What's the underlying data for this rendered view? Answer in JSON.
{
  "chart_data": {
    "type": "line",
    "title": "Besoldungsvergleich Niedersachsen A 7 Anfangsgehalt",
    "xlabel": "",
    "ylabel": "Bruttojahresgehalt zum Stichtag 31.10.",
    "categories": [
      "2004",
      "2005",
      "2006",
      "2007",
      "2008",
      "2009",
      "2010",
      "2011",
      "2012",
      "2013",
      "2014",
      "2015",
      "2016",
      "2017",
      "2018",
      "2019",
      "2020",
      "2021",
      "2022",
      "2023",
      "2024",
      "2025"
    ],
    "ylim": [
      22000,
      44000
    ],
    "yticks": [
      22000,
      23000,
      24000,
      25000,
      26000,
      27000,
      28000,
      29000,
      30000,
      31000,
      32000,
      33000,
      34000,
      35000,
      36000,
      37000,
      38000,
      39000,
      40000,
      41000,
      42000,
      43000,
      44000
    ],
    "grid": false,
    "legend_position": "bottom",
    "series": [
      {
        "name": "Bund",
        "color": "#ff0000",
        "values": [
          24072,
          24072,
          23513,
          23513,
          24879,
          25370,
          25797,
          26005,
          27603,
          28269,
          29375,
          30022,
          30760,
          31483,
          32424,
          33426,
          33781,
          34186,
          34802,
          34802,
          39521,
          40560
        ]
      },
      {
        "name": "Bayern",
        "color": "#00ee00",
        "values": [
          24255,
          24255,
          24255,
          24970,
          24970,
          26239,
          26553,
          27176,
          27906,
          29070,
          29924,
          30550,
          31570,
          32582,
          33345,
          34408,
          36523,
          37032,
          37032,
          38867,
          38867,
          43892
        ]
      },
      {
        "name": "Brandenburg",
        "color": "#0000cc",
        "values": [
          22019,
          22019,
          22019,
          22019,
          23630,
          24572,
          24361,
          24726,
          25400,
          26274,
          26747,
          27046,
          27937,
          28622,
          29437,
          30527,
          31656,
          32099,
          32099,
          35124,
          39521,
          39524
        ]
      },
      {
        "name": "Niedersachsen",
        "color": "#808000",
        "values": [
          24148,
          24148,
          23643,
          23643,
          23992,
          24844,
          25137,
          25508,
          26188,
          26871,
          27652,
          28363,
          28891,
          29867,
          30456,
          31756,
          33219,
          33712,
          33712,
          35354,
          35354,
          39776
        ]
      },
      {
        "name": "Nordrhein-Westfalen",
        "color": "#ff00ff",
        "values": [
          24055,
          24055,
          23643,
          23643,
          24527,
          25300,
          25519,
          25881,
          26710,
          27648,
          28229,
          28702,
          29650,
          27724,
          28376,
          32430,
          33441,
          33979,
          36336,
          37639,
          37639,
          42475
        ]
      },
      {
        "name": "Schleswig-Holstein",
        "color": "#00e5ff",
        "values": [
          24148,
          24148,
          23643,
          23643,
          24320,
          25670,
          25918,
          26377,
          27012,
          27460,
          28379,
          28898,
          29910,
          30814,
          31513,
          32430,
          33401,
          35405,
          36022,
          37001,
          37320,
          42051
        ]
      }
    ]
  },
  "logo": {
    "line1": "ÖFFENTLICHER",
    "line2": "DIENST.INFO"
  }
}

- TASK PROMPT: Extract every record. Keep wording exact.

- EXERCISE RESPONSE:
What's the underlying data for this rendered view? Answer in JSON.
{
  "chart_data": {
    "type": "line",
    "title": "Besoldungsvergleich Niedersachsen A 7 Anfangsgehalt",
    "xlabel": "",
    "ylabel": "Bruttojahresgehalt zum Stichtag 31.10.",
    "categories": [
      "2004",
      "2005",
      "2006",
      "2007",
      "2008",
      "2009",
      "2010",
      "2011",
      "2012",
      "2013",
      "2014",
      "2015",
      "2016",
      "2017",
      "2018",
      "2019",
      "2020",
      "2021",
      "2022",
      "2023",
      "2024",
      "2025"
    ],
    "ylim": [
      22000,
      44000
    ],
    "yticks": [
      22000,
      23000,
      24000,
      25000,
      26000,
      27000,
      28000,
      29000,
      30000,
      31000,
      32000,
      33000,
      34000,
      35000,
      36000,
      37000,
      38000,
      39000,
      40000,
      41000,
      42000,
      43000,
      44000
    ],
    "grid": false,
    "legend_position": "bottom",
    "series": [
      {
        "name": "Bund",
        "color": "#ff0000",
        "values": [
          24072,
          24072,
          23513,
          23513,
          24879,
          25370,
          25797,
          26005,
          27603,
          28269,
          29375,
          30022,
          30760,
          31483,
          32424,
          33426,
          33781,
          34186,
          34802,
          34802,
          39521,
          40560
        ]
      },
      {
        "name": "Bayern",
        "color": "#00ee00",
        "values": [
          24255,
          24255,
          24255,
          24970,
          24970,
          26239,
          26553,
          27176,
          27906,
          29070,
          29924,
          30550,
          31570,
          32582,
          33345,
          34408,
          36523,
          37032,
          37032,
          38867,
          38867,
          43892
        ]
      },
      {
        "name": "Brandenburg",
        "color": "#0000cc",
        "values": [
          22019,
          22019,
          22019,
          22019,
          23630,
          24572,
          24361,
          24726,
          25400,
          26274,
          26747,
          27046,
          27937,
          28622,
          29437,
          30527,
          31656,
          32099,
          32099,
          35124,
          39521,
          39524
        ]
      },
      {
        "name": "Niedersachsen",
        "color": "#808000",
        "values": [
          24148,
          24148,
          23643,
          23643,
          23992,
          24844,
          25137,
          25508,
          26188,
          26871,
          27652,
          28363,
          28891,
          29867,
          30456,
          31756,
          33219,
          33712,
          33712,
          35354,
          35354,
          39776
        ]
      },
      {
        "name": "Nordrhein-Westfalen",
        "color": "#ff00ff",
        "values": [
          24055,
          24055,
          23643,
          23643,
          24527,
          25300,
          25519,
          25881,
          26710,
          27648,
          28229,
          28702,
          29650,
          27724,
          28376,
          32430,
          33441,
          33979,
          36336,
          37639,
          37639,
          42475
        ]
      },
      {
        "name": "Schleswig-Holstein",
        "color": "#00e5ff",
        "values": [
          24148,
          24148,
          23643,
          23643,
          24320,
          25670,
          25918,
          26377,
          27012,
          27460,
          28379,
          28898,
          29910,
          30814,
          31513,
          32430,
          33401,
          35405,
          36022,
          37001,
          37320,
          42051
        ]
      }
    ]
  },
  "logo": {
    "line1": "ÖFFENTLICHER",
    "line2": "DIENST.INFO"
  }
}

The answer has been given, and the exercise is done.